▸ **Short task**: Each entry below is to be printed verbatim.
★ ★ ★
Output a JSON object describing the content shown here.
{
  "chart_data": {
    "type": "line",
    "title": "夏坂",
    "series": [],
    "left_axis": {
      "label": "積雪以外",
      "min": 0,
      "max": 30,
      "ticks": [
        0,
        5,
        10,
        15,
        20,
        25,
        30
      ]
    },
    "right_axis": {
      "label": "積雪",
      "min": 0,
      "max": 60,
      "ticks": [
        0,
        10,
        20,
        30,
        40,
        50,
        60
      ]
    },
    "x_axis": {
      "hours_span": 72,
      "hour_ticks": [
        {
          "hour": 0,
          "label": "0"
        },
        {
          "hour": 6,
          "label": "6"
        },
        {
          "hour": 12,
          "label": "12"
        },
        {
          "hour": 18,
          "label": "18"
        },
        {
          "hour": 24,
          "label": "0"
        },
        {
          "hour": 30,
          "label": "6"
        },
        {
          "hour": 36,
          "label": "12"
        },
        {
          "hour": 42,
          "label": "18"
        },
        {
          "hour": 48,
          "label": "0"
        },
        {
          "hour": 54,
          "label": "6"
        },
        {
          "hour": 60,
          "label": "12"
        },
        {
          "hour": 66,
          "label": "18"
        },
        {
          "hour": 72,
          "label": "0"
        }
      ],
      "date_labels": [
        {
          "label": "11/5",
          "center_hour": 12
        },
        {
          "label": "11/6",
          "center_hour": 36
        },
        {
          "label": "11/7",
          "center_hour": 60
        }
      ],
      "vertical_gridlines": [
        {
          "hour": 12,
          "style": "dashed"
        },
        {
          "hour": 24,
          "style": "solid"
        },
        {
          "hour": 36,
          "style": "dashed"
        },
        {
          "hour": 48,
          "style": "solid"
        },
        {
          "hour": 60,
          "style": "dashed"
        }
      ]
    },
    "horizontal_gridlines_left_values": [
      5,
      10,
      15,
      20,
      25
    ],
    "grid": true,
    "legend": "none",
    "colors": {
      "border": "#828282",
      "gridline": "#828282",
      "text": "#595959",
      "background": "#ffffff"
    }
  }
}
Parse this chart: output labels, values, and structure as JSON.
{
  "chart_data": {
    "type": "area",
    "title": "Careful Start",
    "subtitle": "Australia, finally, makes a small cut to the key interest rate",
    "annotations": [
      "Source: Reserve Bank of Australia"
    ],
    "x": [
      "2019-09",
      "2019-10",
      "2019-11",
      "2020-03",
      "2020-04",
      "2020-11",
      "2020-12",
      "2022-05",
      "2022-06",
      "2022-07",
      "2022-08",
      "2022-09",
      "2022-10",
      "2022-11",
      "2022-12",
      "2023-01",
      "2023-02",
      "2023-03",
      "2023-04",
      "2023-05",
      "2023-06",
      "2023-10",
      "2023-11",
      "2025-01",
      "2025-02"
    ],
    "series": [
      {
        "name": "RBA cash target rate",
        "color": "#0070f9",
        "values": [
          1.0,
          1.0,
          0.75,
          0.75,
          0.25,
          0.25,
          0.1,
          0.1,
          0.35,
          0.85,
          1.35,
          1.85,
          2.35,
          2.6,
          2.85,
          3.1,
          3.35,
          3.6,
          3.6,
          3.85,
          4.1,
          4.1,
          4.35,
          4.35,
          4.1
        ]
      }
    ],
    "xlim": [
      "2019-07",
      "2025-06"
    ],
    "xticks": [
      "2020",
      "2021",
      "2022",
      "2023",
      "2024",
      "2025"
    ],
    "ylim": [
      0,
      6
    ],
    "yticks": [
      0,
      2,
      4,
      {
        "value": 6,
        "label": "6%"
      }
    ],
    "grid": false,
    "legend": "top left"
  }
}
★ ★ ★
▸ **Final result**:
Output a JSON object describing the content shown here.
{
  "chart_data": {
    "type": "line",
    "title": "夏坂",
    "series": [],
    "left_axis": {
      "label": "積雪以外",
      "min": 0,
      "max": 30,
      "ticks": [
        0,
        5,
        10,
        15,
        20,
        25,
        30
      ]
    },
    "right_axis": {
      "label": "積雪",
      "min": 0,
      "max": 60,
      "ticks": [
        0,
        10,
        20,
        30,
        40,
        50,
        60
      ]
    },
    "x_axis": {
      "hours_span": 72,
      "hour_ticks": [
        {
          "hour": 0,
          "label": "0"
        },
        {
          "hour": 6,
          "label": "6"
        },
        {
          "hour": 12,
          "label": "12"
        },
        {
          "hour": 18,
          "label": "18"
        },
        {
          "hour": 24,
          "label": "0"
        },
        {
          "hour": 30,
          "label": "6"
        },
        {
          "hour": 36,
          "label": "12"
        },
        {
          "hour": 42,
          "label": "18"
        },
        {
          "hour": 48,
          "label": "0"
        },
        {
          "hour": 54,
          "label": "6"
        },
        {
          "hour": 60,
          "label": "12"
        },
        {
          "hour": 66,
          "label": "18"
        },
        {
          "hour": 72,
          "label": "0"
        }
      ],
      "date_labels": [
        {
          "label": "11/5",
          "center_hour": 12
        },
        {
          "label": "11/6",
          "center_hour": 36
        },
        {
          "label": "11/7",
          "center_hour": 60
        }
      ],
      "vertical_gridlines": [
        {
          "hour": 12,
          "style": "dashed"
        },
        {
          "hour": 24,
          "style": "solid"
        },
        {
          "hour": 36,
          "style": "dashed"
        },
        {
          "hour": 48,
          "style": "solid"
        },
        {
          "hour": 60,
          "style": "dashed"
        }
      ]
    },
    "horizontal_gridlines_left_values": [
      5,
      10,
      15,
      20,
      25
    ],
    "grid": true,
    "legend": "none",
    "colors": {
      "border": "#828282",
      "gridline": "#828282",
      "text": "#595959",
      "background": "#ffffff"
    }
  }
}
Parse this chart: output labels, values, and structure as JSON.
{
  "chart_data": {
    "type": "area",
    "title": "Careful Start",
    "subtitle": "Australia, finally, makes a small cut to the key interest rate",
    "annotations": [
      "Source: Reserve Bank of Australia"
    ],
    "x": [
      "2019-09",
      "2019-10",
      "2019-11",
      "2020-03",
      "2020-04",
      "2020-11",
      "2020-12",
      "2022-05",
      "2022-06",
      "2022-07",
      "2022-08",
      "2022-09",
      "2022-10",
      "2022-11",
      "2022-12",
      "2023-01",
      "2023-02",
      "2023-03",
      "2023-04",
      "2023-05",
      "2023-06",
      "2023-10",
      "2023-11",
      "2025-01",
      "2025-02"
    ],
    "series": [
      {
        "name": "RBA cash target rate",
        "color": "#0070f9",
        "values": [
          1.0,
          1.0,
          0.75,
          0.75,
          0.25,
          0.25,
          0.1,
          0.1,
          0.35,
          0.85,
          1.35,
          1.85,
          2.35,
          2.6,
          2.85,
          3.1,
          3.35,
          3.6,
          3.6,
          3.85,
          4.1,
          4.1,
          4.35,
          4.35,
          4.1
        ]
      }
    ],
    "xlim": [
      "2019-07",
      "2025-06"
    ],
    "xticks": [
      "2020",
      "2021",
      "2022",
      "2023",
      "2024",
      "2025"
    ],
    "ylim": [
      0,
      6
    ],
    "yticks": [
      0,
      2,
      4,
      {
        "value": 6,
        "label": "6%"
      }
    ],
    "grid": false,
    "legend": "top left"
  }
}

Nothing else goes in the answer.